ANTLR4 token image concatenation with comments in the mix - java
I'm trying to write an ANTLR4 lexer for some language. I've got a working one, but I'm not entirely satisfied with it.
keyword "my:little:uri" + /* my comment here */ ':it:is'
// nasty comment
+ ":mehmeh"; // single line comment
keyword + {}
This is an example of statements in the language. It's simply a bunch of keywords followed by string arguments and terminated by a semicolon or a block of sub-statements. Strings may be unquoted, single-quoted or double-quoted. The quoted strings may be concatenated as in the example above. An unquoted string containing a plus sign (+) is valid.
What I find problematic are the comments. I'd like to recognize whatever follows a keyword as a single string token, sans the comments (and whitespace). I'd usually use the more lexer command but I don't think it's applicable for the example above. Is there a pattern that would allow me achieve something like this?

GOAL 1 — In the question about the ANTLR4 lexer, what three forms can a string take?

(Spatial annotation rows)
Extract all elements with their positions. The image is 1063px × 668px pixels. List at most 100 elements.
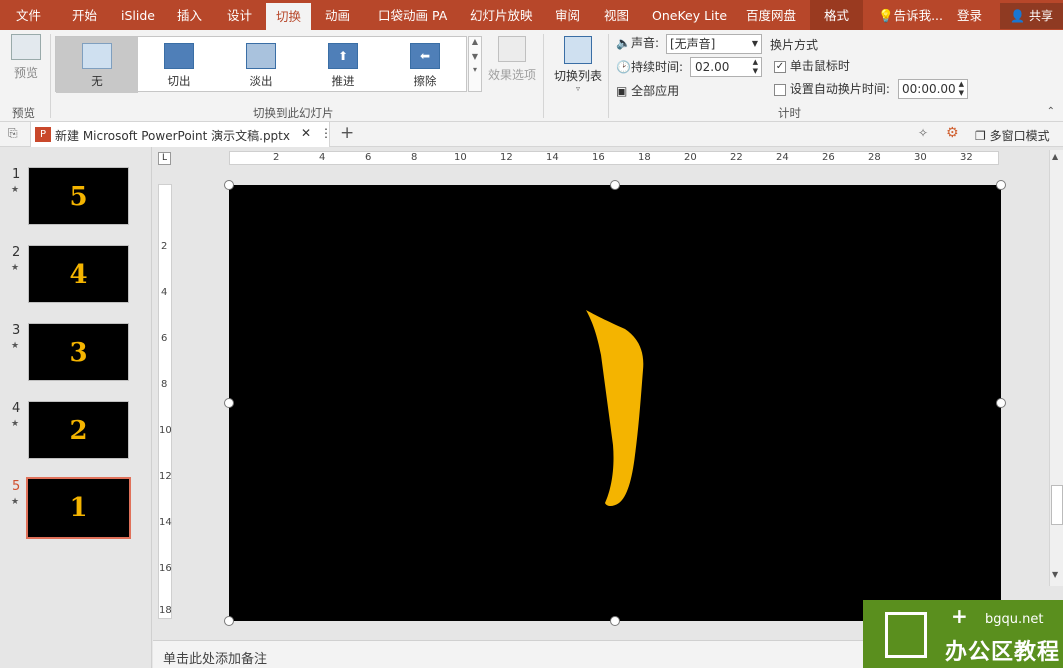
spinner-icon[interactable]: ▲ ▼ [753,58,758,76]
tab-insert[interactable]: 插入 [177,0,202,30]
chevron-down-icon: ▼ [751,39,758,48]
ruler-label: 16 [159,563,172,574]
tab-islide[interactable]: iSlide [121,0,155,30]
ruler-label: 12 [159,471,172,482]
ruler-label: 18 [159,605,172,616]
scroll-down-icon[interactable]: ▼ [1052,570,1058,579]
slide-thumbnail-selected[interactable]: 5 ★ 1 [0,477,152,545]
digit-one-shape[interactable] [229,185,1001,621]
apply-all-icon: ▣ [616,84,628,98]
slide-number: 1 [12,167,21,182]
ruler-label: 20 [684,152,697,163]
watermark: + bgqu.net 办公区教程 [863,600,1063,668]
slide-thumbnail[interactable]: 1 ★ 5 [0,167,152,233]
close-tab-icon[interactable]: ✕ [301,126,311,140]
tab-animations[interactable]: 动画 [325,0,350,30]
chevron-up-icon: ▲ [471,37,479,46]
none-transition-icon [82,43,112,69]
office-logo-icon [885,612,927,658]
collapse-ribbon-icon[interactable]: ⌃ [1047,106,1055,117]
tab-format[interactable]: 格式 [810,0,864,30]
gallery-scroll[interactable]: ▲ ▼ ▾ [468,36,482,92]
apply-all-button[interactable]: ▣ 全部应用 [616,82,679,102]
transition-gallery: 无 切出 淡出 ⬆ 推进 ⬅ 擦除 [55,36,467,93]
transition-none[interactable]: 无 [56,37,138,93]
tab-view[interactable]: 视图 [604,0,629,30]
slide-preview[interactable]: 1 [26,477,131,539]
resize-handle[interactable] [996,398,1006,408]
multiwindow-button[interactable]: ❐ 多窗口模式 [975,127,1050,144]
share-button[interactable]: 👤 共享 [1000,3,1063,29]
scroll-thumb[interactable] [1051,485,1063,525]
slide-thumbnail[interactable]: 4 ★ 2 [0,401,152,467]
chevron-down-icon: ▼ [471,52,479,61]
tab-baidu[interactable]: 百度网盘 [746,0,796,30]
ruler-label: 6 [365,152,372,163]
sound-select[interactable]: [无声音] ▼ [666,34,762,54]
tab-review[interactable]: 审阅 [555,0,580,30]
file-list-icon[interactable]: ⎘ [8,126,18,141]
slide-thumbnail[interactable]: 3 ★ 3 [0,323,152,389]
slide-preview[interactable]: 3 [28,323,129,381]
ruler-label: 14 [546,152,559,163]
scroll-up-icon[interactable]: ▲ [1052,152,1058,161]
slide-number: 5 [12,479,21,494]
slide-thumbnail[interactable]: 2 ★ 4 [0,245,152,311]
effect-options-icon [498,36,526,62]
spinner-icon[interactable]: ▲ ▼ [959,80,964,98]
transition-wipe[interactable]: ⬅ 擦除 [384,37,466,93]
resize-handle[interactable] [996,180,1006,190]
tab-pocket-animation[interactable]: 口袋动画 PA [378,0,447,30]
pin-icon[interactable]: ✧ [918,126,928,140]
transition-fade[interactable]: 淡出 [220,37,302,93]
horizontal-ruler[interactable]: 2 4 6 8 10 12 14 16 18 20 22 24 26 28 30… [229,151,999,165]
on-click-checkbox[interactable]: ✓ [774,60,786,73]
login-link[interactable]: 登录 [957,0,982,30]
effect-options-button[interactable]: 效果选项 [486,36,538,83]
more-options-icon[interactable]: ⋮ [320,126,332,140]
duration-row: 🕑持续时间: [616,60,683,74]
settings-icon[interactable]: ⚙ [946,125,959,141]
slide-digit: 2 [69,416,88,446]
transition-group-label: 切换到此幻灯片 [253,106,334,120]
slide-preview[interactable]: 4 [28,245,129,303]
dropdown-arrow-icon: ▿ [575,84,580,93]
slide-preview[interactable]: 2 [28,401,129,459]
auto-advance-checkbox[interactable] [774,83,786,96]
resize-handle[interactable] [610,616,620,626]
window-icon: ❐ [975,129,986,143]
tab-stop-icon[interactable]: L [158,152,171,165]
resize-handle[interactable] [610,180,620,190]
new-tab-icon[interactable]: + [340,123,354,143]
ruler-label: 16 [592,152,605,163]
ruler-label: 8 [411,152,418,163]
animation-star-icon: ★ [11,497,20,507]
vertical-ruler[interactable]: 2 4 6 8 10 12 14 16 18 [158,184,172,619]
tell-me-box[interactable]: 💡告诉我... [878,0,943,30]
transition-list-button[interactable]: 切换列表 ▿ [552,36,604,93]
slide-preview[interactable]: 5 [28,167,129,225]
slide-canvas[interactable] [229,185,1001,621]
slide-number: 2 [12,245,21,260]
duration-input[interactable]: 02.00 ▲ ▼ [690,57,762,77]
slide-editor: L 2 4 6 8 10 12 14 16 18 20 22 24 26 28 … [153,147,1063,640]
resize-handle[interactable] [224,180,234,190]
ruler-label: 28 [868,152,881,163]
transition-push[interactable]: ⬆ 推进 [302,37,384,93]
watermark-site: bgqu.net [985,612,1044,627]
tab-transitions[interactable]: 切换 [266,3,312,30]
slide-number: 3 [12,323,21,338]
vertical-scrollbar[interactable]: ▲ ▼ [1049,150,1063,586]
document-tab[interactable]: P 新建 Microsoft PowerPoint 演示文稿.pptx ✕ ⋮ [30,122,332,147]
resize-handle[interactable] [224,616,234,626]
transition-cut[interactable]: 切出 [138,37,220,93]
tab-home[interactable]: 开始 [72,0,97,30]
tab-slideshow[interactable]: 幻灯片放映 [470,0,533,30]
resize-handle[interactable] [224,398,234,408]
ruler-label: 30 [914,152,927,163]
tab-onekey[interactable]: OneKey Lite [652,0,727,30]
auto-advance-time-input[interactable]: 00:00.00 ▲ ▼ [898,79,968,99]
tab-file[interactable]: 文件 [16,0,41,30]
preview-button[interactable]: 预览 [8,34,44,81]
tab-design[interactable]: 设计 [227,0,252,30]
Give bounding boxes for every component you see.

GOAL 2 — Turn the part of the rows that opens with the line containing "spinner-icon[interactable]: ▲ ▼ [753,58,758,76]" and closes with the line containing "scroll-thumb[interactable] [1051,485,1063,525]" into a numbered list, leaving out any blank lines.

OUTPUT 1 — Unquoted, single-quoted, or double-quoted.

OUTPUT 2 —
1. spinner-icon[interactable]: ▲ ▼ [753,58,758,76]
2. tab-insert[interactable]: 插入 [177,0,202,30]
3. chevron-down-icon: ▼ [751,39,758,48]
4. ruler-label: 16 [159,563,172,574]
5. tab-islide[interactable]: iSlide [121,0,155,30]
6. ruler-label: 12 [159,471,172,482]
7. ruler-label: 18 [159,605,172,616]
8. scroll-down-icon[interactable]: ▼ [1052,570,1058,579]
9. slide-thumbnail-selected[interactable]: 5 ★ 1 [0,477,152,545]
10. digit-one-shape[interactable] [229,185,1001,621]
11. apply-all-icon: ▣ [616,84,628,98]
12. slide-number: 1 [12,167,21,182]
13. ruler-label: 20 [684,152,697,163]
14. watermark: + bgqu.net 办公区教程 [863,600,1063,668]
15. slide-thumbnail[interactable]: 1 ★ 5 [0,167,152,233]
16. close-tab-icon[interactable]: ✕ [301,126,311,140]
17. tab-animations[interactable]: 动画 [325,0,350,30]
18. chevron-up-icon: ▲ [471,37,479,46]
19. none-transition-icon [82,43,112,69]
20. office-logo-icon [885,612,927,658]
21. collapse-ribbon-icon[interactable]: ⌃ [1047,106,1055,117]
22. tab-format[interactable]: 格式 [810,0,864,30]
23. gallery-scroll[interactable]: ▲ ▼ ▾ [468,36,482,92]
24. apply-all-button[interactable]: ▣ 全部应用 [616,82,679,102]
25. transition-gallery: 无 切出 淡出 ⬆ 推进 ⬅ 擦除 [55,36,467,93]
26. transition-none[interactable]: 无 [56,37,138,93]
27. tab-view[interactable]: 视图 [604,0,629,30]
28. slide-preview[interactable]: 1 [26,477,131,539]
29. resize-handle[interactable] [996,398,1006,408]
30. multiwindow-button[interactable]: ❐ 多窗口模式 [975,127,1050,144]
31. share-button[interactable]: 👤 共享 [1000,3,1063,29]
32. scroll-thumb[interactable] [1051,485,1063,525]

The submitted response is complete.